What you should do: Copy the lines below as they are; omit the images they contain.

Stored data
┄┄┄┄┄┄

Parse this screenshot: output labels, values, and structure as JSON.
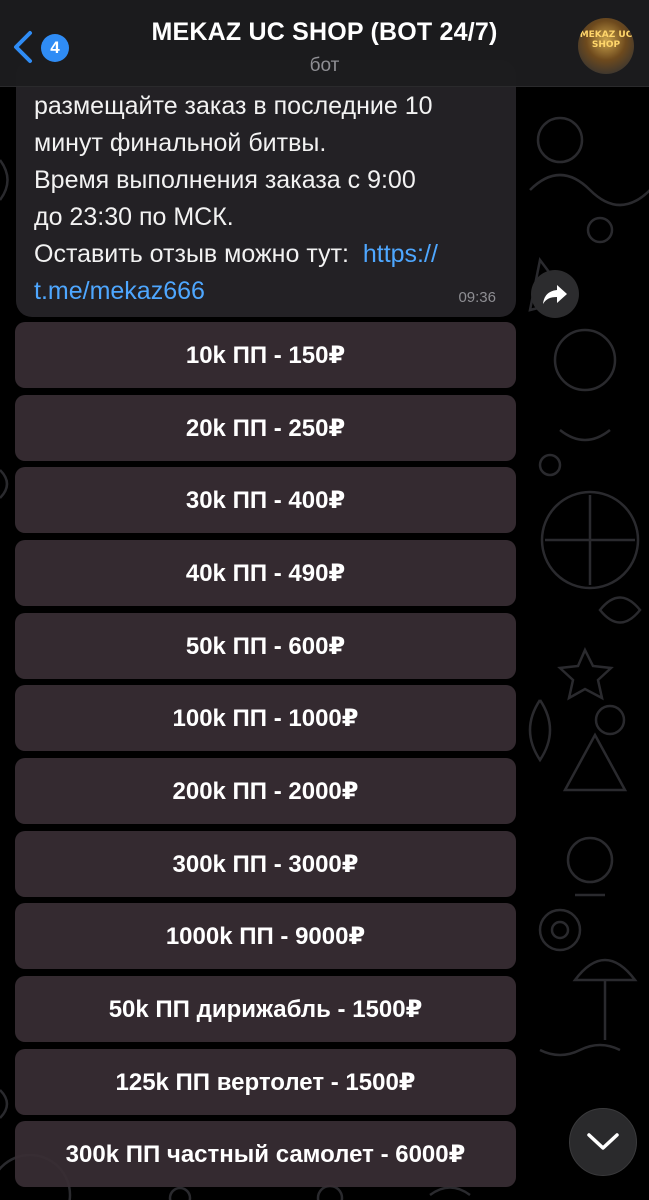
{
  "header": {
    "back_badge": "4",
    "title": "MEKAZ UC SHOP (BOT 24/7)",
    "subtitle": "бот",
    "avatar_text": "MEKAZ UC SHOP"
  },
  "message": {
    "lines": [
      "размещайте заказ в последние 10",
      "минут финальной битвы.",
      "Время выполнения заказа с 9:00",
      "до 23:30 по МСК.",
      "Оставить отзыв можно тут:  "
    ],
    "link_part1": "https://",
    "link_part2": "t.me/mekaz666",
    "time": "09:36"
  },
  "keyboard": [
    "10k ПП - 150₽",
    "20k ПП - 250₽",
    "30k ПП - 400₽",
    "40k ПП - 490₽",
    "50k ПП - 600₽",
    "100k ПП - 1000₽",
    "200k ПП - 2000₽",
    "300k ПП - 3000₽",
    "1000k ПП - 9000₽",
    "50k ПП дирижабль - 1500₽",
    "125k ПП вертолет - 1500₽",
    "300k ПП частный самолет - 6000₽"
  ],
  "colors": {
    "accent": "#2f8cf5",
    "link": "#4ea7ff",
    "bubble": "#232125",
    "button": "#382e34"
  },
  "icons": {
    "back": "chevron-left-icon",
    "share": "share-arrow-icon",
    "scroll": "chevron-down-icon"
  }
}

┄┄┄┄┄┄

Full solution:
Parse this screenshot: output labels, values, and structure as JSON.
{
  "header": {
    "back_badge": "4",
    "title": "MEKAZ UC SHOP (BOT 24/7)",
    "subtitle": "бот",
    "avatar_text": "MEKAZ UC SHOP"
  },
  "message": {
    "lines": [
      "размещайте заказ в последние 10",
      "минут финальной битвы.",
      "Время выполнения заказа с 9:00",
      "до 23:30 по МСК.",
      "Оставить отзыв можно тут:  "
    ],
    "link_part1": "https://",
    "link_part2": "t.me/mekaz666",
    "time": "09:36"
  },
  "keyboard": [
    "10k ПП - 150₽",
    "20k ПП - 250₽",
    "30k ПП - 400₽",
    "40k ПП - 490₽",
    "50k ПП - 600₽",
    "100k ПП - 1000₽",
    "200k ПП - 2000₽",
    "300k ПП - 3000₽",
    "1000k ПП - 9000₽",
    "50k ПП дирижабль - 1500₽",
    "125k ПП вертолет - 1500₽",
    "300k ПП частный самолет - 6000₽"
  ],
  "colors": {
    "accent": "#2f8cf5",
    "link": "#4ea7ff",
    "bubble": "#232125",
    "button": "#382e34"
  },
  "icons": {
    "back": "chevron-left-icon",
    "share": "share-arrow-icon",
    "scroll": "chevron-down-icon"
  }
}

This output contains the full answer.